*WHAT YOU ARE ASKED TO DO:* Repeat every line of the listing below exactly, minus the pictures.

*EXTRACTED ENTRIES:*
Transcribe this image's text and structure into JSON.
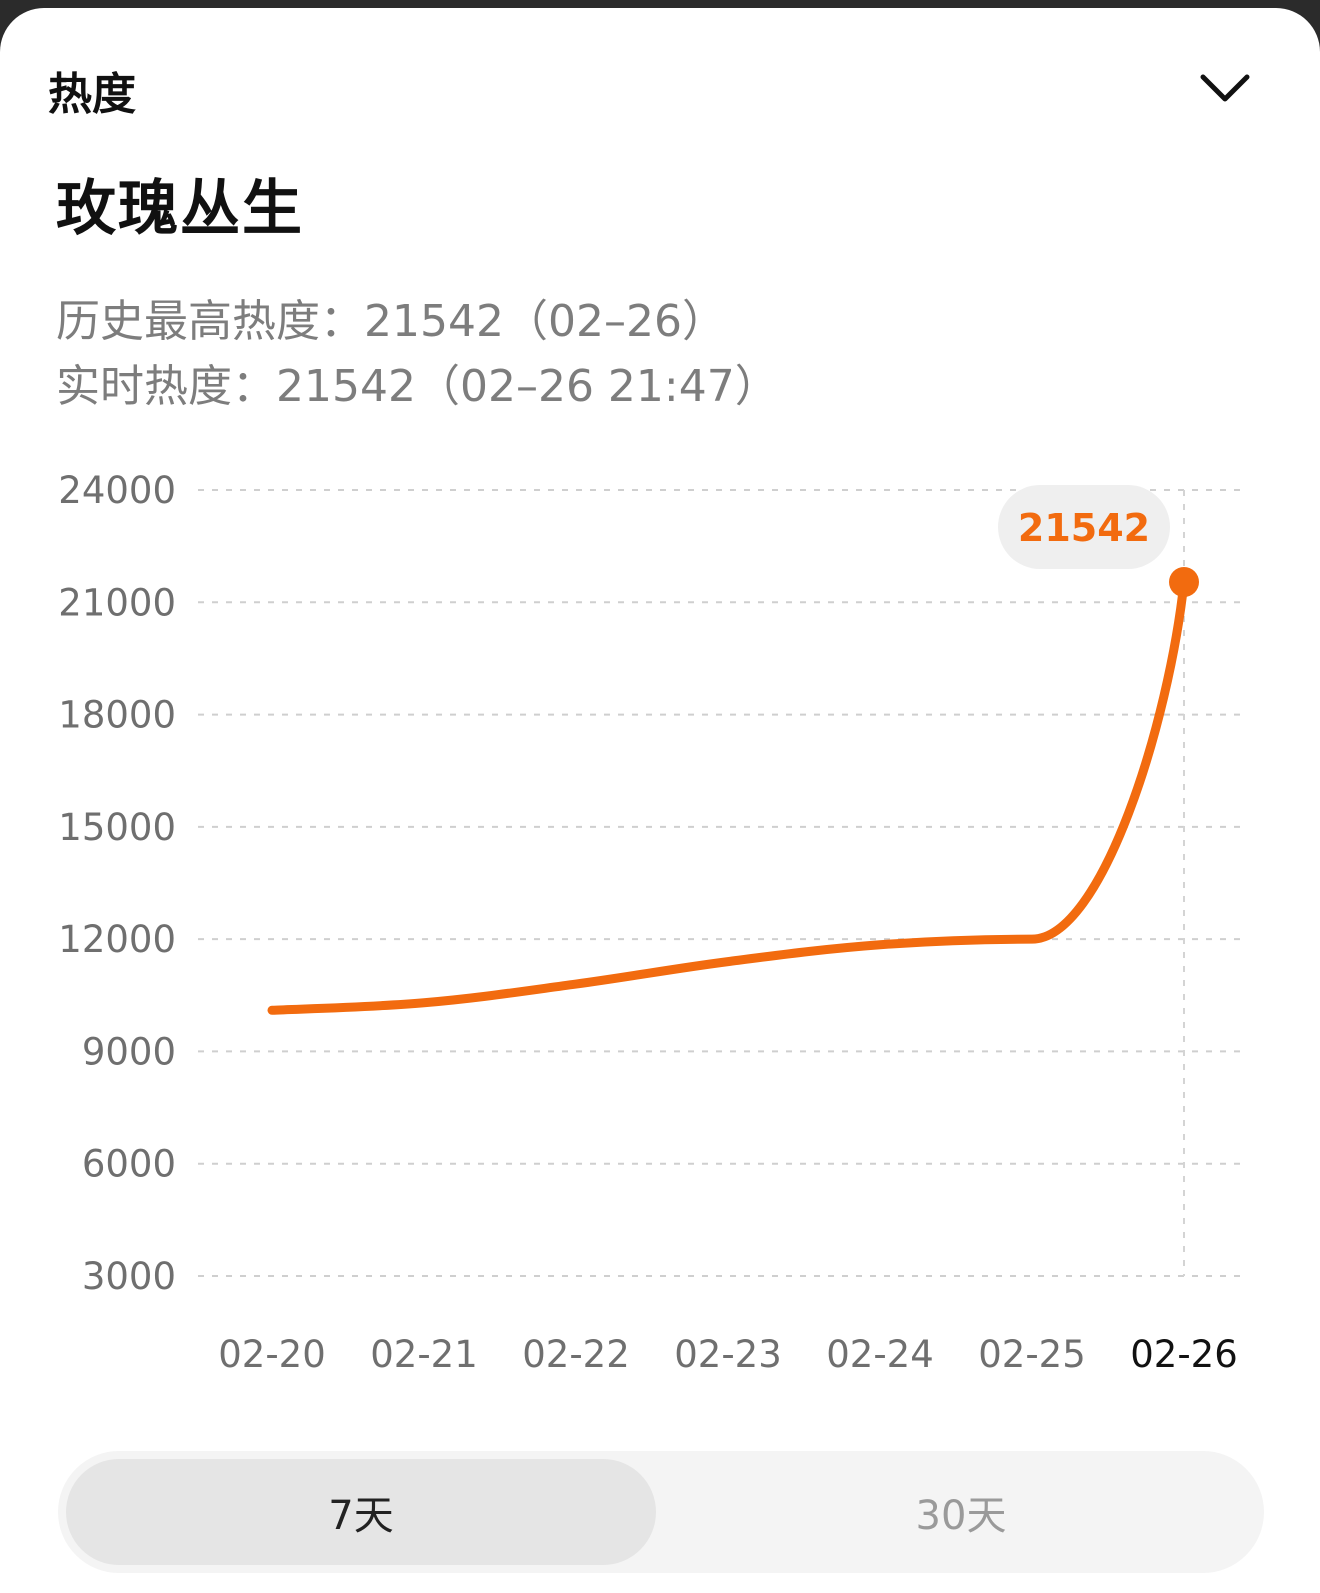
{
  "header": {
    "title": "热度"
  },
  "topic": {
    "name": "玫瑰丛生"
  },
  "stats": {
    "history_max": "历史最高热度：21542（02–26）",
    "realtime": "实时热度：21542（02–26 21:47）"
  },
  "accent_color": "#f26b0f",
  "chart_data": {
    "type": "line",
    "title": "",
    "xlabel": "",
    "ylabel": "",
    "categories": [
      "02-20",
      "02-21",
      "02-22",
      "02-23",
      "02-24",
      "02-25",
      "02-26"
    ],
    "series": [
      {
        "values": [
          10100,
          10300,
          10800,
          11400,
          11850,
          12000,
          21542
        ]
      }
    ],
    "yticks": [
      3000,
      6000,
      9000,
      12000,
      15000,
      18000,
      21000,
      24000
    ],
    "ylim": [
      3000,
      24000
    ],
    "grid": true,
    "highlight": {
      "category": "02-26",
      "label": "21542"
    }
  },
  "range_tabs": [
    {
      "label": "7天",
      "selected": true
    },
    {
      "label": "30天",
      "selected": false
    }
  ]
}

*TASK RESULT:*
Transcribe this image's text and structure into JSON.
{
  "header": {
    "title": "热度"
  },
  "topic": {
    "name": "玫瑰丛生"
  },
  "stats": {
    "history_max": "历史最高热度：21542（02–26）",
    "realtime": "实时热度：21542（02–26 21:47）"
  },
  "accent_color": "#f26b0f",
  "chart_data": {
    "type": "line",
    "title": "",
    "xlabel": "",
    "ylabel": "",
    "categories": [
      "02-20",
      "02-21",
      "02-22",
      "02-23",
      "02-24",
      "02-25",
      "02-26"
    ],
    "series": [
      {
        "values": [
          10100,
          10300,
          10800,
          11400,
          11850,
          12000,
          21542
        ]
      }
    ],
    "yticks": [
      3000,
      6000,
      9000,
      12000,
      15000,
      18000,
      21000,
      24000
    ],
    "ylim": [
      3000,
      24000
    ],
    "grid": true,
    "highlight": {
      "category": "02-26",
      "label": "21542"
    }
  },
  "range_tabs": [
    {
      "label": "7天",
      "selected": true
    },
    {
      "label": "30天",
      "selected": false
    }
  ]
}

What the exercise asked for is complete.